Figure dataset records
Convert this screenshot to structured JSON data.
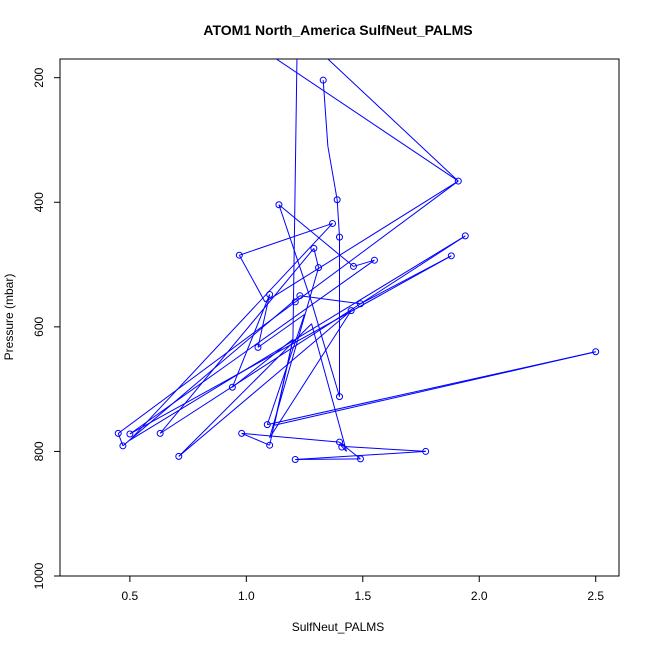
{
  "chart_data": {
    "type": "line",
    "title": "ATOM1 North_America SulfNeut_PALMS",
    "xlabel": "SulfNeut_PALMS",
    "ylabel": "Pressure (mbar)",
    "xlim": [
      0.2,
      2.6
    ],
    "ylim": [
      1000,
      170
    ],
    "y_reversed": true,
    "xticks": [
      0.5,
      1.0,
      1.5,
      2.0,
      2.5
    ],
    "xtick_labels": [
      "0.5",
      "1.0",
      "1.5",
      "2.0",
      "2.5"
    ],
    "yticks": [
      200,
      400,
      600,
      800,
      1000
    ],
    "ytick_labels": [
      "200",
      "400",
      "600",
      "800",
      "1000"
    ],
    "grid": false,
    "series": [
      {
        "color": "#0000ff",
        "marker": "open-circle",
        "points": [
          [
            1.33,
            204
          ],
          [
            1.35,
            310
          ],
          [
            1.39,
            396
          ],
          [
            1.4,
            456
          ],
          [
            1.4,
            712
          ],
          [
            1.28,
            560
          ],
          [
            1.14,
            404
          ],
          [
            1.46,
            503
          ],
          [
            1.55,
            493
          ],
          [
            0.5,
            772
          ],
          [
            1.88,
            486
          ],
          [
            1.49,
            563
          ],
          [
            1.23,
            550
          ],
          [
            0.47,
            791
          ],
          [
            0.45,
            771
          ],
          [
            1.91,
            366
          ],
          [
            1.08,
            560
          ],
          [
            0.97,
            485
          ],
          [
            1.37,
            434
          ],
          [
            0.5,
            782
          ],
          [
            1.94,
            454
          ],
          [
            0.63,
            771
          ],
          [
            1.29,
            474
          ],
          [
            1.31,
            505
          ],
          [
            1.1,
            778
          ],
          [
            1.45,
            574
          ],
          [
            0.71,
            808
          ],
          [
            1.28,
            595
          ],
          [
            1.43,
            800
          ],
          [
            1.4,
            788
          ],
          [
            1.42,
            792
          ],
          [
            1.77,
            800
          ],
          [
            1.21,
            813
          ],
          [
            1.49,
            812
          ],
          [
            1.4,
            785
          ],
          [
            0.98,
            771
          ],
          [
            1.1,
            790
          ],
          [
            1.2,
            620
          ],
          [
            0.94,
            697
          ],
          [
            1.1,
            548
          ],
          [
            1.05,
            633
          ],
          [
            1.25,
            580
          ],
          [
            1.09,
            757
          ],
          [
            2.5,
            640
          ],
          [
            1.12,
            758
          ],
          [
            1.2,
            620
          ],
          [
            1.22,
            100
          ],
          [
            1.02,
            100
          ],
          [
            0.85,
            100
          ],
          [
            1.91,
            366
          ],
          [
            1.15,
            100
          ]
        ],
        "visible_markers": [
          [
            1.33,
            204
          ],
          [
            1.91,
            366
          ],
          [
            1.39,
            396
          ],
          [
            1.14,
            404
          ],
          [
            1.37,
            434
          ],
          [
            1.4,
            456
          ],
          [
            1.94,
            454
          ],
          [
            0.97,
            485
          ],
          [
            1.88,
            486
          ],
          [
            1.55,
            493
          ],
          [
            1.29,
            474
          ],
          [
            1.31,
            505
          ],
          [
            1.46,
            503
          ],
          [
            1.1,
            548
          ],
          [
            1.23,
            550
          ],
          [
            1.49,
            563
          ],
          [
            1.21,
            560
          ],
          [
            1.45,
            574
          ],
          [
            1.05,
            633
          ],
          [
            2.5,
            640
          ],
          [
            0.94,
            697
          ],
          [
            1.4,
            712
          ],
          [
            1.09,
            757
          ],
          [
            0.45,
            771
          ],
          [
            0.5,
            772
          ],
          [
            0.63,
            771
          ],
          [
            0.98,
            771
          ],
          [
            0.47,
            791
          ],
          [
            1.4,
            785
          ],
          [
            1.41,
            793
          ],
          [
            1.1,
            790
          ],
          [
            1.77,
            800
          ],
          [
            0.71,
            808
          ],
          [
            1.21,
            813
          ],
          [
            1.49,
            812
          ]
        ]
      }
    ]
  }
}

- _YOUR GOAL_
Repeat the records above verbatim, with no pictures in the result.

- _RESULT BELOW_
Convert this screenshot to structured JSON data.
{
  "chart_data": {
    "type": "line",
    "title": "ATOM1 North_America SulfNeut_PALMS",
    "xlabel": "SulfNeut_PALMS",
    "ylabel": "Pressure (mbar)",
    "xlim": [
      0.2,
      2.6
    ],
    "ylim": [
      1000,
      170
    ],
    "y_reversed": true,
    "xticks": [
      0.5,
      1.0,
      1.5,
      2.0,
      2.5
    ],
    "xtick_labels": [
      "0.5",
      "1.0",
      "1.5",
      "2.0",
      "2.5"
    ],
    "yticks": [
      200,
      400,
      600,
      800,
      1000
    ],
    "ytick_labels": [
      "200",
      "400",
      "600",
      "800",
      "1000"
    ],
    "grid": false,
    "series": [
      {
        "color": "#0000ff",
        "marker": "open-circle",
        "points": [
          [
            1.33,
            204
          ],
          [
            1.35,
            310
          ],
          [
            1.39,
            396
          ],
          [
            1.4,
            456
          ],
          [
            1.4,
            712
          ],
          [
            1.28,
            560
          ],
          [
            1.14,
            404
          ],
          [
            1.46,
            503
          ],
          [
            1.55,
            493
          ],
          [
            0.5,
            772
          ],
          [
            1.88,
            486
          ],
          [
            1.49,
            563
          ],
          [
            1.23,
            550
          ],
          [
            0.47,
            791
          ],
          [
            0.45,
            771
          ],
          [
            1.91,
            366
          ],
          [
            1.08,
            560
          ],
          [
            0.97,
            485
          ],
          [
            1.37,
            434
          ],
          [
            0.5,
            782
          ],
          [
            1.94,
            454
          ],
          [
            0.63,
            771
          ],
          [
            1.29,
            474
          ],
          [
            1.31,
            505
          ],
          [
            1.1,
            778
          ],
          [
            1.45,
            574
          ],
          [
            0.71,
            808
          ],
          [
            1.28,
            595
          ],
          [
            1.43,
            800
          ],
          [
            1.4,
            788
          ],
          [
            1.42,
            792
          ],
          [
            1.77,
            800
          ],
          [
            1.21,
            813
          ],
          [
            1.49,
            812
          ],
          [
            1.4,
            785
          ],
          [
            0.98,
            771
          ],
          [
            1.1,
            790
          ],
          [
            1.2,
            620
          ],
          [
            0.94,
            697
          ],
          [
            1.1,
            548
          ],
          [
            1.05,
            633
          ],
          [
            1.25,
            580
          ],
          [
            1.09,
            757
          ],
          [
            2.5,
            640
          ],
          [
            1.12,
            758
          ],
          [
            1.2,
            620
          ],
          [
            1.22,
            100
          ],
          [
            1.02,
            100
          ],
          [
            0.85,
            100
          ],
          [
            1.91,
            366
          ],
          [
            1.15,
            100
          ]
        ],
        "visible_markers": [
          [
            1.33,
            204
          ],
          [
            1.91,
            366
          ],
          [
            1.39,
            396
          ],
          [
            1.14,
            404
          ],
          [
            1.37,
            434
          ],
          [
            1.4,
            456
          ],
          [
            1.94,
            454
          ],
          [
            0.97,
            485
          ],
          [
            1.88,
            486
          ],
          [
            1.55,
            493
          ],
          [
            1.29,
            474
          ],
          [
            1.31,
            505
          ],
          [
            1.46,
            503
          ],
          [
            1.1,
            548
          ],
          [
            1.23,
            550
          ],
          [
            1.49,
            563
          ],
          [
            1.21,
            560
          ],
          [
            1.45,
            574
          ],
          [
            1.05,
            633
          ],
          [
            2.5,
            640
          ],
          [
            0.94,
            697
          ],
          [
            1.4,
            712
          ],
          [
            1.09,
            757
          ],
          [
            0.45,
            771
          ],
          [
            0.5,
            772
          ],
          [
            0.63,
            771
          ],
          [
            0.98,
            771
          ],
          [
            0.47,
            791
          ],
          [
            1.4,
            785
          ],
          [
            1.41,
            793
          ],
          [
            1.1,
            790
          ],
          [
            1.77,
            800
          ],
          [
            0.71,
            808
          ],
          [
            1.21,
            813
          ],
          [
            1.49,
            812
          ]
        ]
      }
    ]
  }
}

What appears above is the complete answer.